Aim:
Your answer should be one number: how many lines of the records hold the string "JSON".

*** Data for the task

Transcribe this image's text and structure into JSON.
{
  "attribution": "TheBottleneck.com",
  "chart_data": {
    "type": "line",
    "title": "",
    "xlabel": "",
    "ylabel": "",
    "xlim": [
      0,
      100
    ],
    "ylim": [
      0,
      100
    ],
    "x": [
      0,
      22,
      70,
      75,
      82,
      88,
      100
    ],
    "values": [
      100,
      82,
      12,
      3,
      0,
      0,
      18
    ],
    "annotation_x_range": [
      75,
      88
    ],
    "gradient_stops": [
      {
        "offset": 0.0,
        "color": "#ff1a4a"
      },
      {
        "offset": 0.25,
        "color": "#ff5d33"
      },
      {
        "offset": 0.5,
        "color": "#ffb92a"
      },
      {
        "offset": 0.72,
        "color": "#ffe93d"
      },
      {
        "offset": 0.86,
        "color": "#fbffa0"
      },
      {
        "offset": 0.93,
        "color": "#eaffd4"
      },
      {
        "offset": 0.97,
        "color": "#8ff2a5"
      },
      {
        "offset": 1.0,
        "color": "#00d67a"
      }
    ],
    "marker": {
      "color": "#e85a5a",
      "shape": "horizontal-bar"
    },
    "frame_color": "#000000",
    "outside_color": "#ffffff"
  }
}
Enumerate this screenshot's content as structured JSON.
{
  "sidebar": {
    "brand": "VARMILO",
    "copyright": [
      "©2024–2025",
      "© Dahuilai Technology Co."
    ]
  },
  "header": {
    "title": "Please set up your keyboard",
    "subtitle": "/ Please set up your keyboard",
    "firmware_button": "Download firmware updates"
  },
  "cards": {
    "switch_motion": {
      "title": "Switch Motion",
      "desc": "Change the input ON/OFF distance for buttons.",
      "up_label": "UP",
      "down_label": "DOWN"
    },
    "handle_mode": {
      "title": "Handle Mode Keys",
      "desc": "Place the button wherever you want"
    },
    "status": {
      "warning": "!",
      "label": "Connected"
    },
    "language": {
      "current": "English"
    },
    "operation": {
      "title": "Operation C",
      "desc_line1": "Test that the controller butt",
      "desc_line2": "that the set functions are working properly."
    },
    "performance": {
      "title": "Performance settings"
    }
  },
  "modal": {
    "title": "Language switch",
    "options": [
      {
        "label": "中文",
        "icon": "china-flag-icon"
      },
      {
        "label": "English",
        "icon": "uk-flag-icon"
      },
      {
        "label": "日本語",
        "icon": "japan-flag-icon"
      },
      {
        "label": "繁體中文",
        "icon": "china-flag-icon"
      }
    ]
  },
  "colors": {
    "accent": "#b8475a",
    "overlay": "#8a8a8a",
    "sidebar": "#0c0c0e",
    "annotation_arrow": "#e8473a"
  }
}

******

Written solution:
2